## begin

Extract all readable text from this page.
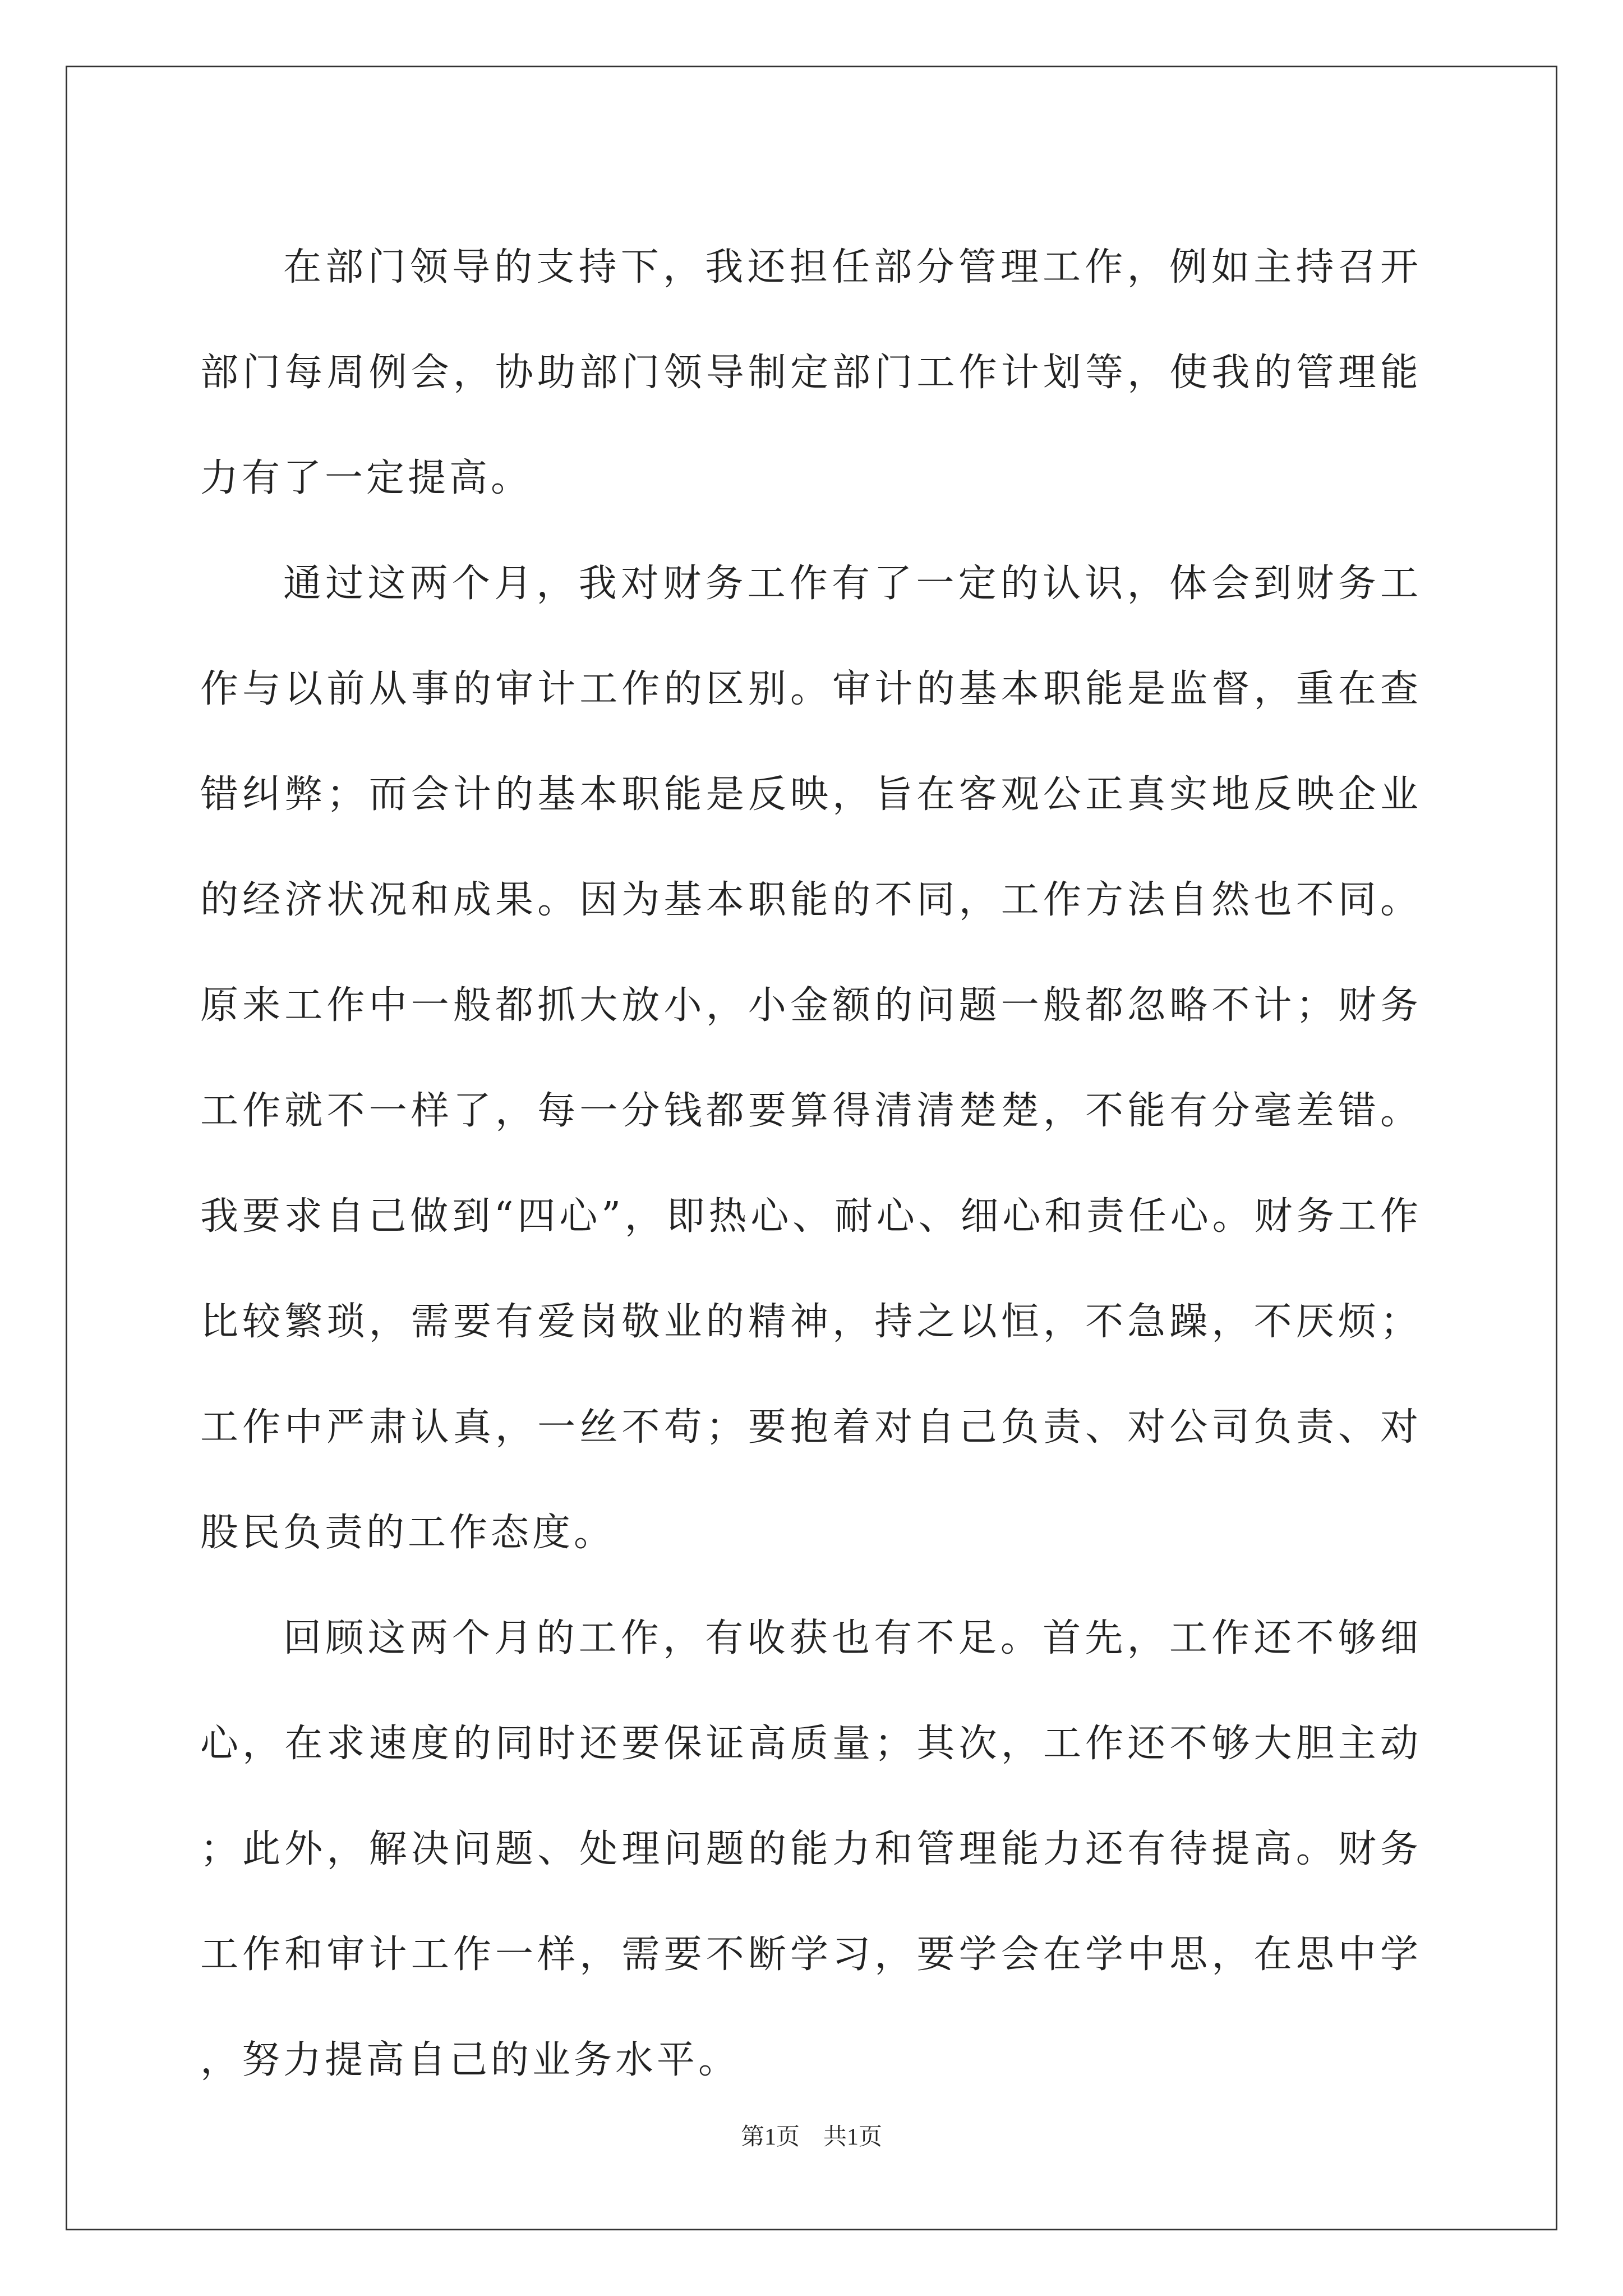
在部门领导的支持下，我还担任部分管理工作，例如主持召开部门每周例会，协助部门领导制定部门工作计划等，使我的管理能力有了一定提高。

通过这两个月，我对财务工作有了一定的认识，体会到财务工作与以前从事的审计工作的区别。审计的基本职能是监督，重在查错纠弊；而会计的基本职能是反映，旨在客观公正真实地反映企业的经济状况和成果。因为基本职能的不同，工作方法自然也不同。原来工作中一般都抓大放小，小金额的问题一般都忽略不计；财务工作就不一样了，每一分钱都要算得清清楚楚，不能有分毫差错。我要求自己做到“四心”，即热心、耐心、细心和责任心。财务工作比较繁琐，需要有爱岗敬业的精神，持之以恒，不急躁，不厌烦；工作中严肃认真，一丝不苟；要抱着对自己负责、对公司负责、对股民负责的工作态度。

回顾这两个月的工作，有收获也有不足。首先，工作还不够细心，在求速度的同时还要保证高质量；其次，工作还不够大胆主动；此外，解决问题、处理问题的能力和管理能力还有待提高。财务工作和审计工作一样，需要不断学习，要学会在学中思，在思中学，努力提高自己的业务水平。

第1页　共1页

## end

**What is required**
Without the pictures, restate each entry exactly.

**Response to this task**
Extract all readable text from this page.
在部门领导的支持下，我还担任部分管理工作，例如主持召开部门每周例会，协助部门领导制定部门工作计划等，使我的管理能力有了一定提高。

通过这两个月，我对财务工作有了一定的认识，体会到财务工作与以前从事的审计工作的区别。审计的基本职能是监督，重在查错纠弊；而会计的基本职能是反映，旨在客观公正真实地反映企业的经济状况和成果。因为基本职能的不同，工作方法自然也不同。原来工作中一般都抓大放小，小金额的问题一般都忽略不计；财务工作就不一样了，每一分钱都要算得清清楚楚，不能有分毫差错。我要求自己做到“四心”，即热心、耐心、细心和责任心。财务工作比较繁琐，需要有爱岗敬业的精神，持之以恒，不急躁，不厌烦；工作中严肃认真，一丝不苟；要抱着对自己负责、对公司负责、对股民负责的工作态度。

回顾这两个月的工作，有收获也有不足。首先，工作还不够细心，在求速度的同时还要保证高质量；其次，工作还不够大胆主动；此外，解决问题、处理问题的能力和管理能力还有待提高。财务工作和审计工作一样，需要不断学习，要学会在学中思，在思中学，努力提高自己的业务水平。

第1页　共1页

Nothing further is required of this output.